START RECORDS FOR THE TASK

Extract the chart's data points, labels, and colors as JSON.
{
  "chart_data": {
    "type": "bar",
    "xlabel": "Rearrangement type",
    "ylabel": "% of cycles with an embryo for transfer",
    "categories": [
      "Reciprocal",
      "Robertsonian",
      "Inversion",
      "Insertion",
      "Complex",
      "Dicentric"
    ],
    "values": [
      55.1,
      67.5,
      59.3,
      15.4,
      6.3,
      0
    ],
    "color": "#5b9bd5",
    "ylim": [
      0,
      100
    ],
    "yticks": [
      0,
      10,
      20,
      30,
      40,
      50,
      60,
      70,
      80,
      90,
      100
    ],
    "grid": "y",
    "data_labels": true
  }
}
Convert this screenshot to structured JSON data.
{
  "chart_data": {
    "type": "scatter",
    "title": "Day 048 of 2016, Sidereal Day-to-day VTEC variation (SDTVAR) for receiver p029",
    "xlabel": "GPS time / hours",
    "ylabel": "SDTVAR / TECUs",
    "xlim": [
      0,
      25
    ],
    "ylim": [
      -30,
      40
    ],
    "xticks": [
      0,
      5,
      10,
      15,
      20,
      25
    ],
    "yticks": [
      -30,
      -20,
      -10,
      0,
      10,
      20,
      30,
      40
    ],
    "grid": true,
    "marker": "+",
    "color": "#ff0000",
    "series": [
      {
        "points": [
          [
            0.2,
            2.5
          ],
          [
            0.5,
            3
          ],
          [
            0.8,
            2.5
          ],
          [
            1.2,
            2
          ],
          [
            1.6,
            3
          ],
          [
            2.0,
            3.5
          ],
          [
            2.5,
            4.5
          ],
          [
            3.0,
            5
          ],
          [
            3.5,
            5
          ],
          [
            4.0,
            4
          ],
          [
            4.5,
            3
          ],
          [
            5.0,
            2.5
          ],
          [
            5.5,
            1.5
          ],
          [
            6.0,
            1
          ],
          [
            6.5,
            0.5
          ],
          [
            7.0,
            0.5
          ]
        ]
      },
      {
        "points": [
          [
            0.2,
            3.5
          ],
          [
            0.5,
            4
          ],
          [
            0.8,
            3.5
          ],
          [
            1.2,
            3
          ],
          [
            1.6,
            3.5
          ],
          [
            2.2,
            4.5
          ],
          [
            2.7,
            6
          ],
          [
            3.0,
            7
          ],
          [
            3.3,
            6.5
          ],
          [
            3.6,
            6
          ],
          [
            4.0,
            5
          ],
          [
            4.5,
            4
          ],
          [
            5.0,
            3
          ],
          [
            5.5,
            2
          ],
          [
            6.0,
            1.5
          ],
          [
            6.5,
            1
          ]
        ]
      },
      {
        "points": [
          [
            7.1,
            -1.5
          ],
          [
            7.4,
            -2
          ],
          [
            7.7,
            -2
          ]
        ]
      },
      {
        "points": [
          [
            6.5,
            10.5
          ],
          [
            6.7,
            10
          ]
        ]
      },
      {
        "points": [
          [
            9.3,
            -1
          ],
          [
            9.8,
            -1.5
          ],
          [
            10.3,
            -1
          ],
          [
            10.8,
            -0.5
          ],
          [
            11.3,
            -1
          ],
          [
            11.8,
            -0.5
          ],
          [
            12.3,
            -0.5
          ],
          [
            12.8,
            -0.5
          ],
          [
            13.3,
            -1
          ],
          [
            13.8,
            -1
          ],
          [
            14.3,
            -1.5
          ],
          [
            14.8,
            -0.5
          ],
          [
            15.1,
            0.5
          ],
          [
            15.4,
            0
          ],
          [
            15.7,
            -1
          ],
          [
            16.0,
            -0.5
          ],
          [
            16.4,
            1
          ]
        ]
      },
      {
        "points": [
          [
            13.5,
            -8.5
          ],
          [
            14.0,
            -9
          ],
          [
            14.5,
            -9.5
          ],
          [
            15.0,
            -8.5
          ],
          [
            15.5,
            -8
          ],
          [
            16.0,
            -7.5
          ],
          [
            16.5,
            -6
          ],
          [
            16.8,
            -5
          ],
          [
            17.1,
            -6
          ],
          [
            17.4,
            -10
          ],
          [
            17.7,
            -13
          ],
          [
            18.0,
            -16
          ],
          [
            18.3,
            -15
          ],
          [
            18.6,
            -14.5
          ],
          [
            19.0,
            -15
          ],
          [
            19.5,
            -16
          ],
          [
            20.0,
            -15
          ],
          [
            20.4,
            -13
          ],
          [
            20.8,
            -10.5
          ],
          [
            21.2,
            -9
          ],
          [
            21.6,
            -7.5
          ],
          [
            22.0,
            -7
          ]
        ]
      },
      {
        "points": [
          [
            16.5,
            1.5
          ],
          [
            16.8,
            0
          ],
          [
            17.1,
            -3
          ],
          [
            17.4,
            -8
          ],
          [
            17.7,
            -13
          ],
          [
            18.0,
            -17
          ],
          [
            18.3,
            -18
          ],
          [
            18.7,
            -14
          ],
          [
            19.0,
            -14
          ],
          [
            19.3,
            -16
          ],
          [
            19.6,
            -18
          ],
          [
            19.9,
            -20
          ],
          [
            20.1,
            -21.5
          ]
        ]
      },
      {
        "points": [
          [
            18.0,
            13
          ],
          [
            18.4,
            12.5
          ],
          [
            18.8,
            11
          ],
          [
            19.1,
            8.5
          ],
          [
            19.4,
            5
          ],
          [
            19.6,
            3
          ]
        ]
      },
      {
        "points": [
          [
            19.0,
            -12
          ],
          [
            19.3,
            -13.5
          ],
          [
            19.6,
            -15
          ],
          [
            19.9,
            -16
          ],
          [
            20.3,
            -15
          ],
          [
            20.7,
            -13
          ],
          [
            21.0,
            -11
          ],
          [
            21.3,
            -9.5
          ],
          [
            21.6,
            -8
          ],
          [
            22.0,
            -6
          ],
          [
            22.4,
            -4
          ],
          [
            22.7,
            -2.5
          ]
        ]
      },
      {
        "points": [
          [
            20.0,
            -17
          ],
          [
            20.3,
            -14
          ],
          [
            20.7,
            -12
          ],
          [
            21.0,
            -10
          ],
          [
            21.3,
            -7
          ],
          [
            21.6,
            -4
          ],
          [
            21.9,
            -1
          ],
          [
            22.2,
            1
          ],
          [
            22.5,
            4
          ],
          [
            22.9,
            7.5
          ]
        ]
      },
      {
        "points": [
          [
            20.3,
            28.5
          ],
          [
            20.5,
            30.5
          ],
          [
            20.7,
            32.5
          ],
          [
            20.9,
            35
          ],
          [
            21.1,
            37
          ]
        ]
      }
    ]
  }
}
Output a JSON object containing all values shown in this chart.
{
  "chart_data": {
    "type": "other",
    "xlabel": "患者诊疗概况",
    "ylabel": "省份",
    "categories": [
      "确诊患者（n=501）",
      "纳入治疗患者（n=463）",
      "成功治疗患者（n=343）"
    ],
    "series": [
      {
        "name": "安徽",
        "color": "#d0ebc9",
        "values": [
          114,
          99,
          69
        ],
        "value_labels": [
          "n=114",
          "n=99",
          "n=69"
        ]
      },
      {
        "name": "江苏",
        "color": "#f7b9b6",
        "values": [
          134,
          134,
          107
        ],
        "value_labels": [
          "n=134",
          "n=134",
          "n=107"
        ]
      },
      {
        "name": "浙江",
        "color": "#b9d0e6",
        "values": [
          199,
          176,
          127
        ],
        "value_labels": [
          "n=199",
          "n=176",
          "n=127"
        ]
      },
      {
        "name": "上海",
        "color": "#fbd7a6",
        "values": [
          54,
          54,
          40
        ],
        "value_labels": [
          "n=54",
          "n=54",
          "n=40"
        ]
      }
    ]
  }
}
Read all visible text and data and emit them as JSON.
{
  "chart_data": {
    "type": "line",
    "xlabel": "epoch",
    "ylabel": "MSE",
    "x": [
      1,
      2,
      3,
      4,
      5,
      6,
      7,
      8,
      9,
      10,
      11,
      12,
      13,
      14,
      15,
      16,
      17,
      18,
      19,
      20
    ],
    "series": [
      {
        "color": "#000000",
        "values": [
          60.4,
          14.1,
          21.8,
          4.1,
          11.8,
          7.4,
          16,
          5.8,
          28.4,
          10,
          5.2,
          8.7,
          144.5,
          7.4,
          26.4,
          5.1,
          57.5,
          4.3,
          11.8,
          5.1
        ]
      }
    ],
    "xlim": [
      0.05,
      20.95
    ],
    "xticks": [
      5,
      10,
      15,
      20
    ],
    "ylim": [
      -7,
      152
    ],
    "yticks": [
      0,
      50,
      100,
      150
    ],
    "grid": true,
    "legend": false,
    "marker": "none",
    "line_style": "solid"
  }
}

END RECORDS FOR THE TASK

> [AIM]: Take the line that contains "Read all visible" and each line after it down to the last of the records, and retype them exactly; add nothing else.

> [COMPLETED EXERCISE]:
Read all visible text and data and emit them as JSON.
{
  "chart_data": {
    "type": "line",
    "xlabel": "epoch",
    "ylabel": "MSE",
    "x": [
      1,
      2,
      3,
      4,
      5,
      6,
      7,
      8,
      9,
      10,
      11,
      12,
      13,
      14,
      15,
      16,
      17,
      18,
      19,
      20
    ],
    "series": [
      {
        "color": "#000000",
        "values": [
          60.4,
          14.1,
          21.8,
          4.1,
          11.8,
          7.4,
          16,
          5.8,
          28.4,
          10,
          5.2,
          8.7,
          144.5,
          7.4,
          26.4,
          5.1,
          57.5,
          4.3,
          11.8,
          5.1
        ]
      }
    ],
    "xlim": [
      0.05,
      20.95
    ],
    "xticks": [
      5,
      10,
      15,
      20
    ],
    "ylim": [
      -7,
      152
    ],
    "yticks": [
      0,
      50,
      100,
      150
    ],
    "grid": true,
    "legend": false,
    "marker": "none",
    "line_style": "solid"
  }
}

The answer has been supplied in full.